Locate all lines with the word "Francisco" and copy them out.
+++
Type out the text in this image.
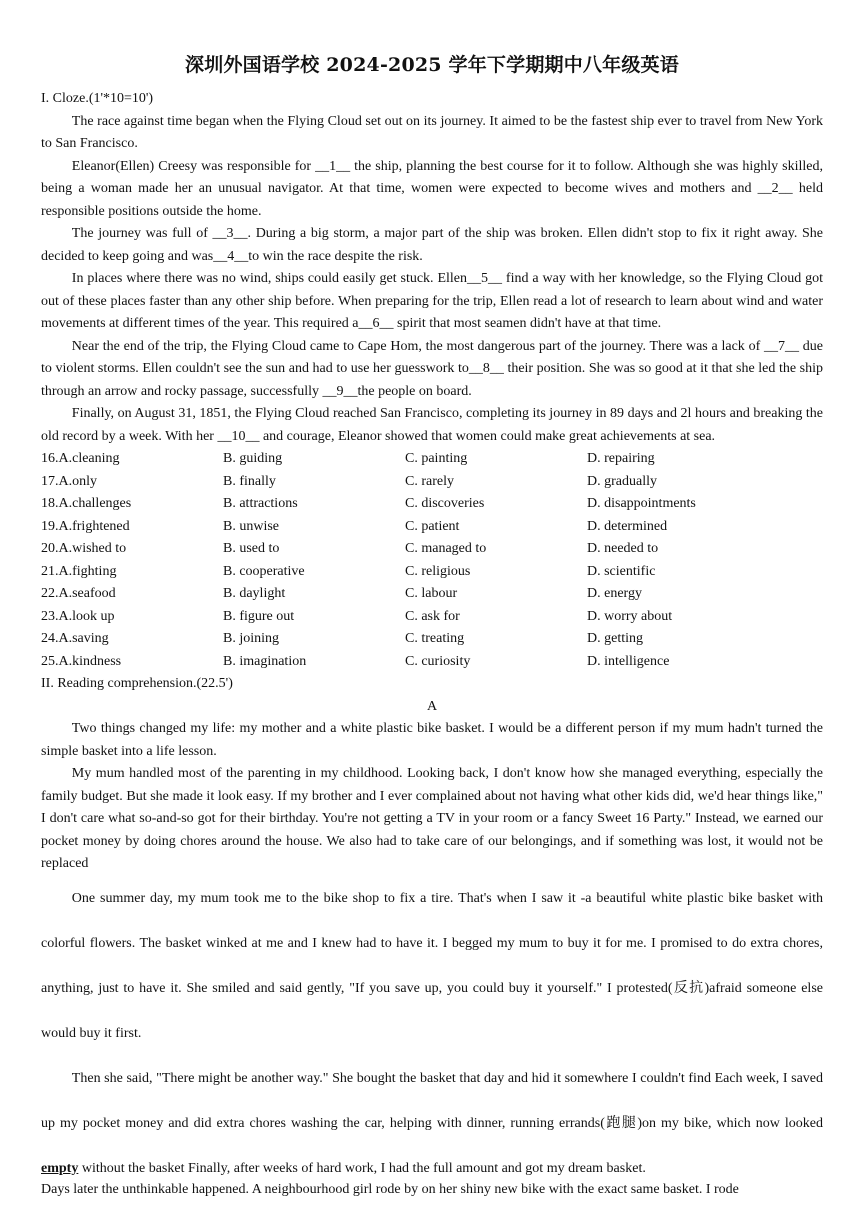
深圳外国语学校 2024-2025 学年下学期期中八年级英语

I. Cloze.(1'*10=10')

The race against time began when the Flying Cloud set out on its journey. It aimed to be the fastest ship ever to travel from New York to San Francisco.

Eleanor(Ellen) Creesy was responsible for __1__ the ship, planning the best course for it to follow. Although she was highly skilled, being a woman made her an unusual navigator. At that time, women were expected to become wives and mothers and __2__ held responsible positions outside the home.

The journey was full of __3__. During a big storm, a major part of the ship was broken. Ellen didn't stop to fix it right away. She decided to keep going and was__4__to win the race despite the risk.

In places where there was no wind, ships could easily get stuck. Ellen__5__ find a way with her knowledge, so the Flying Cloud got out of these places faster than any other ship before. When preparing for the trip, Ellen read a lot of research to learn about wind and water movements at different times of the year. This required a__6__ spirit that most seamen didn't have at that time.

Near the end of the trip, the Flying Cloud came to Cape Hom, the most dangerous part of the journey. There was a lack of __7__ due to violent storms. Ellen couldn't see the sun and had to use her guesswork to__8__ their position. She was so good at it that she led the ship through an arrow and rocky passage, successfully __9__the people on board.

Finally, on August 31, 1851, the Flying Cloud reached San Francisco, completing its journey in 89 days and 2l hours and breaking the old record by a week. With her __10__ and courage, Eleanor showed that women could make great achievements at sea.

16.A.cleaning	B. guiding	C. painting	D. repairing
17.A.only	B. finally	C. rarely	D. gradually
18.A.challenges	B. attractions	C. discoveries	D. disappointments
19.A.frightened	B. unwise	C. patient	D. determined
20.A.wished to	B. used to	C. managed to	D. needed to
21.A.fighting	B. cooperative	C. religious	D. scientific
22.A.seafood	B. daylight	C. labour	D. energy
23.A.look up	B. figure out	C. ask for	D. worry about
24.A.saving	B. joining	C. treating	D. getting
25.A.kindness	B. imagination	C. curiosity	D. intelligence

II. Reading comprehension.(22.5')

A

Two things changed my life: my mother and a white plastic bike basket. I would be a different person if my mum hadn't turned the simple basket into a life lesson.

My mum handled most of the parenting in my childhood. Looking back, I don't know how she managed everything, especially the family budget. But she made it look easy. If my brother and I ever complained about not having what other kids did, we'd hear things like," I don't care what so-and-so got for their birthday. You're not getting a TV in your room or a fancy Sweet 16 Party." Instead, we earned our pocket money by doing chores around the house. We also had to take care of our belongings, and if something was lost, it would not be replaced

One summer day, my mum took me to the bike shop to fix a tire. That's when I saw it -a beautiful white plastic bike basket with colorful flowers. The basket winked at me and I knew had to have it. I begged my mum to buy it for me. I promised to do extra chores, anything, just to have it. She smiled and said gently, "If you save up, you could buy it yourself." I protested(反抗)afraid someone else would buy it first.

Then she said, "There might be another way." She bought the basket that day and hid it somewhere I couldn't find Each week, I saved up my pocket money and did extra chores washing the car, helping with dinner, running errands(跑腿)on my bike, which now looked empty without the basket Finally, after weeks of hard work, I had the full amount and got my dream basket.

Days later the unthinkable happened. A neighbourhood girl rode by on her shiny new bike with the exact same basket. I rode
+++
◆ **RESPONSE TO THE TASK**:
The race against time began when the Flying Cloud set out on its journey. It aimed to be the fastest ship ever to travel from New York to San Francisco.
Finally, on August 31, 1851, the Flying Cloud reached San Francisco, completing its journey in 89 days and 2l hours and breaking the old record by a week. With her __10__ and courage, Eleanor showed that women could make great achievements at sea.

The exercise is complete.